### SHORT EXERCISE
In the entries that follow, find the word "circle" and report each line it is on.

Records about charts and figures:
—————
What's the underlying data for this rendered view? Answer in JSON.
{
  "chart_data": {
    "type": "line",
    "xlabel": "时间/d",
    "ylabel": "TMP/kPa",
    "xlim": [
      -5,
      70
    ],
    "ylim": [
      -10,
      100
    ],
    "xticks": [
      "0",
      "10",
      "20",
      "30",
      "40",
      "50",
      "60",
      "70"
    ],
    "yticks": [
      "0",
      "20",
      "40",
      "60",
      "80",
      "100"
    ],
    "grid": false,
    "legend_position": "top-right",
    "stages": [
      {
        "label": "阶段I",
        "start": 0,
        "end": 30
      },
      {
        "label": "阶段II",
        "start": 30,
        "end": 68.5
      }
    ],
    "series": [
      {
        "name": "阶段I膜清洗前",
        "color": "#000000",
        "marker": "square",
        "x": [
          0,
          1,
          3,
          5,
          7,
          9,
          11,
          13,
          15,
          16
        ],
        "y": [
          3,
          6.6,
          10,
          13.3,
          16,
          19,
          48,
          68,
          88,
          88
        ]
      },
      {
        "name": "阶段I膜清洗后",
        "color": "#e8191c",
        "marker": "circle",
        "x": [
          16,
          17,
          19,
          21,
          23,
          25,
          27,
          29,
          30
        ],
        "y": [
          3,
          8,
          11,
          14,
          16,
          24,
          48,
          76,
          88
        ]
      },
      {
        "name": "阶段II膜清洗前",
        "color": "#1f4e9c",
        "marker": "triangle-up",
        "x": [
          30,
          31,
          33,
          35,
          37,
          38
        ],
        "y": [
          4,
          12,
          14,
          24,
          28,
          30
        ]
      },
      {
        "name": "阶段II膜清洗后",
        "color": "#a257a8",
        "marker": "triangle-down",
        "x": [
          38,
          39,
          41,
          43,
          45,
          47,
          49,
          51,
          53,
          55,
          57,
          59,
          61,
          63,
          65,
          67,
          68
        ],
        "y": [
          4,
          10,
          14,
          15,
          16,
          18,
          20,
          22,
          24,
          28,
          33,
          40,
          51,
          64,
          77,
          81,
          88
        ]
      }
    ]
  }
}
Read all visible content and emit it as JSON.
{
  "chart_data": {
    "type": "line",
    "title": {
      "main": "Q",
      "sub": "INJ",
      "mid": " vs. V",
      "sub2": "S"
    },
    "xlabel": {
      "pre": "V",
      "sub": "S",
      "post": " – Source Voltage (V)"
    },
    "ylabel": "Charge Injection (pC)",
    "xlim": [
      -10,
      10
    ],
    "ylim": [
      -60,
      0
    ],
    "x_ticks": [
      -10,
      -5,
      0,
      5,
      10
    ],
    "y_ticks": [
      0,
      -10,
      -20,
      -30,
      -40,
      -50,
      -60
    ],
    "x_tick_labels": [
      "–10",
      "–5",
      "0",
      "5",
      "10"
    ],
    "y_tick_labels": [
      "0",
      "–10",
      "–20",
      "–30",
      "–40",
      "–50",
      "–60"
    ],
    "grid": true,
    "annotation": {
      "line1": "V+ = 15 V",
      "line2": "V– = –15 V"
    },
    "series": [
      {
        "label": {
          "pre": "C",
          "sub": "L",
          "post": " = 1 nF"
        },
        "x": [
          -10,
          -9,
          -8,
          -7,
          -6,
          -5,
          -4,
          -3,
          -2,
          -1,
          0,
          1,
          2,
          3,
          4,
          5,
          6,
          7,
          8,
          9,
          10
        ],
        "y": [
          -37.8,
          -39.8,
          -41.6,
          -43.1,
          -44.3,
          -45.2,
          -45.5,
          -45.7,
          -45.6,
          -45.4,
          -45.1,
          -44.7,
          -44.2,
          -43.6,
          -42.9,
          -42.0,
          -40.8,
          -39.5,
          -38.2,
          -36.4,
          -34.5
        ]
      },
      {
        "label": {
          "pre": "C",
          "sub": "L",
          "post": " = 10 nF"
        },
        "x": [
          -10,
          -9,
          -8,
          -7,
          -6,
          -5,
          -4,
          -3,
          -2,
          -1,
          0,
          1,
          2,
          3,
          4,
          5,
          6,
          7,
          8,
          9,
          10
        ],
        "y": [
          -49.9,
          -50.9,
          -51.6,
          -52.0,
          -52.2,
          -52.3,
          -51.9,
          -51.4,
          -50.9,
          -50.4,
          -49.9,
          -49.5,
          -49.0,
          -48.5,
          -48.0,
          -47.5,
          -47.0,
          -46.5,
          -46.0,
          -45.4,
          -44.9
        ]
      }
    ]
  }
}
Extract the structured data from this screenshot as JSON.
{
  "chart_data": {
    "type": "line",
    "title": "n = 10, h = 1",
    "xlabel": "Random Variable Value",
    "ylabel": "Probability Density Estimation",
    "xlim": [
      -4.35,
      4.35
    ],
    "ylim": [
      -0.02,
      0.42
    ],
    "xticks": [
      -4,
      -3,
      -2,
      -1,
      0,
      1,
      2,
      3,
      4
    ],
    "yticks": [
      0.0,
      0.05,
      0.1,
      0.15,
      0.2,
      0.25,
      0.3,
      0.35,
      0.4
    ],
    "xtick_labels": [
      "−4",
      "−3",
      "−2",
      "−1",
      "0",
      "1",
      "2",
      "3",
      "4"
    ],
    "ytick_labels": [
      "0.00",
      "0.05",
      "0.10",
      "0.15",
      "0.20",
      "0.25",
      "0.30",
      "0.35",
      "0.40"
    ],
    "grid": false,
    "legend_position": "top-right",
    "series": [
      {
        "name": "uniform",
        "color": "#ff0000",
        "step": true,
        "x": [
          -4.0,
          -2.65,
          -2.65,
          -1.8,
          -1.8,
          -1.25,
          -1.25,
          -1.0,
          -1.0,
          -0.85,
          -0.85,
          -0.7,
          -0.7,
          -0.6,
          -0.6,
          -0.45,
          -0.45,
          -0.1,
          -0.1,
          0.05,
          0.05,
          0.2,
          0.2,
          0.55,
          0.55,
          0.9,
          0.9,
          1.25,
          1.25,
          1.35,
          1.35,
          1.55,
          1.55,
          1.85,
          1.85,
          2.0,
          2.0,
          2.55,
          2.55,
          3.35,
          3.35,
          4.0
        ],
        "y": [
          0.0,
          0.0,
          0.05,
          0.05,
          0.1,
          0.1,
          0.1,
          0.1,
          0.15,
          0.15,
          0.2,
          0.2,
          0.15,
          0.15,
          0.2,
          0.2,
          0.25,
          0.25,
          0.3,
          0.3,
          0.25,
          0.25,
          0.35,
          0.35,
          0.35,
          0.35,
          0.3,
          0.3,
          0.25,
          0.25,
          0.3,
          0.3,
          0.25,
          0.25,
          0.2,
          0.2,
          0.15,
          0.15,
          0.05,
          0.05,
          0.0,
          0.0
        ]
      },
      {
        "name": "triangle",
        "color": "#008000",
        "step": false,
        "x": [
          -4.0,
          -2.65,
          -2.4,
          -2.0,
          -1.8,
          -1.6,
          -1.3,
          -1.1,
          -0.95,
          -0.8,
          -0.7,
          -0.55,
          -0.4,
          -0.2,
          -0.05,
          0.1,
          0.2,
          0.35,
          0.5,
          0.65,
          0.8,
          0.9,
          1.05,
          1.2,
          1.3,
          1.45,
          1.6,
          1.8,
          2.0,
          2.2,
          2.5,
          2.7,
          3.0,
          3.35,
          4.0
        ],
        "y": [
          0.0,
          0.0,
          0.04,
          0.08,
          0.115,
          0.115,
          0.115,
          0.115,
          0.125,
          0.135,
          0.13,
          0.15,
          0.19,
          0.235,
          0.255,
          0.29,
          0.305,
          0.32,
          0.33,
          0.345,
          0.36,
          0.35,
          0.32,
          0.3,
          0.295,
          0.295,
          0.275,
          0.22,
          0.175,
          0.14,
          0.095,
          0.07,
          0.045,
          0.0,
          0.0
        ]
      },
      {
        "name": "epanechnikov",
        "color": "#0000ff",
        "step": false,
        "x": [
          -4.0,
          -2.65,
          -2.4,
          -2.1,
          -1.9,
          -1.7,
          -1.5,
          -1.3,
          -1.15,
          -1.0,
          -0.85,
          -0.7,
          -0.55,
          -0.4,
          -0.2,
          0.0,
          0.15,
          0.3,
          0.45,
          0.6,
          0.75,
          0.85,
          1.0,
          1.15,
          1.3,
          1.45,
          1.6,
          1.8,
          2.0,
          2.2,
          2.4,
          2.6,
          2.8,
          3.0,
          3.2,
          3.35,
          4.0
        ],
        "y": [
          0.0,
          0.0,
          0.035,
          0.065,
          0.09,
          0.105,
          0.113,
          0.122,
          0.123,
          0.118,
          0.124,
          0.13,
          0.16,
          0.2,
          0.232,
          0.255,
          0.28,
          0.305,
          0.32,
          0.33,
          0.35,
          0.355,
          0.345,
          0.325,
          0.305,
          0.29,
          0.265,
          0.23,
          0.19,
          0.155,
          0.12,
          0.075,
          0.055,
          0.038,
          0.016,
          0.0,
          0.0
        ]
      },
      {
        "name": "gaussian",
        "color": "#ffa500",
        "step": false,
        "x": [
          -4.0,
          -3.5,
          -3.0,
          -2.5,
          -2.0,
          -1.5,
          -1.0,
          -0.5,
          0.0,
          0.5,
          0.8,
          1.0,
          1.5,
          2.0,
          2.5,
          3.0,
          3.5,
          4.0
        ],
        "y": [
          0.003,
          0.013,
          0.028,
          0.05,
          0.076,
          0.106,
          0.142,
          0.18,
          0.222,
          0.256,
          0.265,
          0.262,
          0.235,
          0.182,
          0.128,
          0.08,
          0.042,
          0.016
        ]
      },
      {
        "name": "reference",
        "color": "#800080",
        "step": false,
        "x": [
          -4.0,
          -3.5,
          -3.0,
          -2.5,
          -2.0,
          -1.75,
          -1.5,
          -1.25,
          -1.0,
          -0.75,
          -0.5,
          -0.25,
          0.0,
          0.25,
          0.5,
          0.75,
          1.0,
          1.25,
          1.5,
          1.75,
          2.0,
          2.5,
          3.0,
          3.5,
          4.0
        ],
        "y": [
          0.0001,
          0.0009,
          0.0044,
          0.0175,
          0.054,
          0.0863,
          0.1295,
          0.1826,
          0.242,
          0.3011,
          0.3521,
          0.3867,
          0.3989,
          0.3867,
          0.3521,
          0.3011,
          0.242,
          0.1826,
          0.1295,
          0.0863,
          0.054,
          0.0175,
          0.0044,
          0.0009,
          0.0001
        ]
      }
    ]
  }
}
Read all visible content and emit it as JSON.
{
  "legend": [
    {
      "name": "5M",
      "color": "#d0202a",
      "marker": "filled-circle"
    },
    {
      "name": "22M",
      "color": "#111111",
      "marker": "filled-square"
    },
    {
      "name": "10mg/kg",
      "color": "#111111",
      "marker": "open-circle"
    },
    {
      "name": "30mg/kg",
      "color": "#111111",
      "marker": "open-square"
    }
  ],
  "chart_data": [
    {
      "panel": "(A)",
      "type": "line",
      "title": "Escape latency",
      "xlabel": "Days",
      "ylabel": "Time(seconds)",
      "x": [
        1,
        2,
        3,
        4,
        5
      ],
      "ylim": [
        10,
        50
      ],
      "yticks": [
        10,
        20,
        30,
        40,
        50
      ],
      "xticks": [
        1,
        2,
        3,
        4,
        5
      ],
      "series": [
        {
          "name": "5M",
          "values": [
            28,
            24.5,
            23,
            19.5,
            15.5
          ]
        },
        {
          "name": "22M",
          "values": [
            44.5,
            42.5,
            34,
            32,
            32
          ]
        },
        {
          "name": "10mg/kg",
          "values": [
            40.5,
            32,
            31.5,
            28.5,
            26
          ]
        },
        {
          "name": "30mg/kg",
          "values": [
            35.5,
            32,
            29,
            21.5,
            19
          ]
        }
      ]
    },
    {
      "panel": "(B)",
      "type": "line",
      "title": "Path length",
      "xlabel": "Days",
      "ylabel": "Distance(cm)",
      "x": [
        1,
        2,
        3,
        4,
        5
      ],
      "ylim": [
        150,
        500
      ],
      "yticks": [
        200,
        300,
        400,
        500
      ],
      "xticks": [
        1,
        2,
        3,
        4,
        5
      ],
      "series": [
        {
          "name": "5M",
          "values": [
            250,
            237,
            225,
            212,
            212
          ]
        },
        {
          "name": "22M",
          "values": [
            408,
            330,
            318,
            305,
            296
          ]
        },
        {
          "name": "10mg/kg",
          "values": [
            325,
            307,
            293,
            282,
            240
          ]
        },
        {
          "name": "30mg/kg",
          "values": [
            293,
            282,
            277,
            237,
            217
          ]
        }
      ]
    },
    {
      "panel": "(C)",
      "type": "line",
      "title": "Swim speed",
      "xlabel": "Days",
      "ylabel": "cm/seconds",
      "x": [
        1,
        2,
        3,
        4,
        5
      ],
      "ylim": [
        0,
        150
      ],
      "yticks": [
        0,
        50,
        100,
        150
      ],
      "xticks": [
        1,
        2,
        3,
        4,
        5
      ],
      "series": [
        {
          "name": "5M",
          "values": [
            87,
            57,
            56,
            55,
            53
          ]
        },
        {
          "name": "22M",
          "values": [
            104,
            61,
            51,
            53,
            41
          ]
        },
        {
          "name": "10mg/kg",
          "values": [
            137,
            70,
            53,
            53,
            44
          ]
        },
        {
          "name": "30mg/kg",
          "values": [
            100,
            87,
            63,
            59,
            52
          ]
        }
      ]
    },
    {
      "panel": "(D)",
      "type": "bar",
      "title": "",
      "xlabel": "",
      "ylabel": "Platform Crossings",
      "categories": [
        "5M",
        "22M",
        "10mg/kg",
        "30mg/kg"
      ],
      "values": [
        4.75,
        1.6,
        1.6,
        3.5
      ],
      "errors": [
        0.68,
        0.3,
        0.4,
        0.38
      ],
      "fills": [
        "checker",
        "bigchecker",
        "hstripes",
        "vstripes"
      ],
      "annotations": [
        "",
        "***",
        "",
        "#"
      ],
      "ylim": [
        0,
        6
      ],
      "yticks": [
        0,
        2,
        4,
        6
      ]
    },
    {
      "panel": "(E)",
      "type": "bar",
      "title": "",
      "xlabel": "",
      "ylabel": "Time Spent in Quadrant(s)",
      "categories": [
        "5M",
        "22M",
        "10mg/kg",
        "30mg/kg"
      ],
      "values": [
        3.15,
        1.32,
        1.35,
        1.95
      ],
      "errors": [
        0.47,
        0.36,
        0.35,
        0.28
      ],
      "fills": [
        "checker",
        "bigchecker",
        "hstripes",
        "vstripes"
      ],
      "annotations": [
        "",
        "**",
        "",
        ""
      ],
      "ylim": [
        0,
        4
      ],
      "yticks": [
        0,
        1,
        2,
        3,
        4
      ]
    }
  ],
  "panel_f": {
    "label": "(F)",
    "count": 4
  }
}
—————
### REPLY
        "marker": "circle",
      "marker": "filled-circle"
      "marker": "open-circle"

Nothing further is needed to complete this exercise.